YOUR TASK — Which lines below hold the word "Establishment"? Report each one.

INFORMATION PROVIDED —
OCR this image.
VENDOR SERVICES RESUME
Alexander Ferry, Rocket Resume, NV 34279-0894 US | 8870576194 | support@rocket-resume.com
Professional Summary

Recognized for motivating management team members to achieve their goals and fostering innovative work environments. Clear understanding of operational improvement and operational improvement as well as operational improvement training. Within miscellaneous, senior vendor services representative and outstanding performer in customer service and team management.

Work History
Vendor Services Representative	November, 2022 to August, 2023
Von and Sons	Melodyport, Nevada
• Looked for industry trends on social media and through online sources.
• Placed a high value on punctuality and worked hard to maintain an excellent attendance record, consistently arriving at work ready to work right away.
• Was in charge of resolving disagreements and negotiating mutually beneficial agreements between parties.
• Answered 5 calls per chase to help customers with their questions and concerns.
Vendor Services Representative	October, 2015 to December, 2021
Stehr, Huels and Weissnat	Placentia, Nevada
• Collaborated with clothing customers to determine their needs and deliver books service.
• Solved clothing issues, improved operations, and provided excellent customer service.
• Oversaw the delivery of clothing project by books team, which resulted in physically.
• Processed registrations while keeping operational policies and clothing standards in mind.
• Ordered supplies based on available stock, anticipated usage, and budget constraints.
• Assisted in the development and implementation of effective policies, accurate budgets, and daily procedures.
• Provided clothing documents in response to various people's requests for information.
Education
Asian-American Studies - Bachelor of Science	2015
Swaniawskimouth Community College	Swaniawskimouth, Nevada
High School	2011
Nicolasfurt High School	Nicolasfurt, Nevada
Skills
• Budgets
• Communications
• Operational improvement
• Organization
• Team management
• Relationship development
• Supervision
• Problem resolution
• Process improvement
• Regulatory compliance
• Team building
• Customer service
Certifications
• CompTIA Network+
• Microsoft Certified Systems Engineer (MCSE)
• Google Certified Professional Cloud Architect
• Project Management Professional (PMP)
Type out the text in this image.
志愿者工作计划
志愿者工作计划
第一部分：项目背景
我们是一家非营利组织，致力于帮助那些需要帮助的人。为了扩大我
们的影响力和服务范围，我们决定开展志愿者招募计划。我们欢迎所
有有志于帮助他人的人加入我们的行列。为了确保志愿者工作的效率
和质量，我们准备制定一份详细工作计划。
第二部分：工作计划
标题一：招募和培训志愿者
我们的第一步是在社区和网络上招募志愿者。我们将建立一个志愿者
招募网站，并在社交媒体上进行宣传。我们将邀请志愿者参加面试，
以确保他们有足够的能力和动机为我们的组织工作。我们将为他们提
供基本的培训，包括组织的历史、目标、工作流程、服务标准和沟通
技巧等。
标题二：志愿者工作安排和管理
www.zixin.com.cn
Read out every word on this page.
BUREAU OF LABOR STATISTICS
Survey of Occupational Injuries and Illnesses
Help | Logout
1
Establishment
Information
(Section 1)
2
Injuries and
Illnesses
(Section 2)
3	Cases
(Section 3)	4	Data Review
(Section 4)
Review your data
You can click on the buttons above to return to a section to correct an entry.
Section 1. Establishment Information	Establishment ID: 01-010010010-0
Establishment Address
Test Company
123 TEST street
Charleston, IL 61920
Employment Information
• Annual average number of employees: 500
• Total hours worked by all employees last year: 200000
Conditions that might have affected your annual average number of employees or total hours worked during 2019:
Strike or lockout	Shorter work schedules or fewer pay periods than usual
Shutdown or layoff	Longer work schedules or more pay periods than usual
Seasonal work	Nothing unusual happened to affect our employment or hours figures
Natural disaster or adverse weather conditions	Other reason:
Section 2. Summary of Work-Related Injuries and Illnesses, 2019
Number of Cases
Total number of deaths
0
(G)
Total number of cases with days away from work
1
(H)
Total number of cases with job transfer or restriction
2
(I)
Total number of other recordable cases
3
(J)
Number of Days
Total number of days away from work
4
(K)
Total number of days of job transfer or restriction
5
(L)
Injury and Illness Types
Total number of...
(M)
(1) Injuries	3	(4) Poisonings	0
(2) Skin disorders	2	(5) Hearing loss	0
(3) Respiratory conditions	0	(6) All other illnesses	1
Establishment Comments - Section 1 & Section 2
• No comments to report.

RESULT OF THE TASK —
Establishment
Section 1. Establishment Information	Establishment ID: 01-010010010-0
Establishment Address
Establishment Comments - Section 1 & Section 2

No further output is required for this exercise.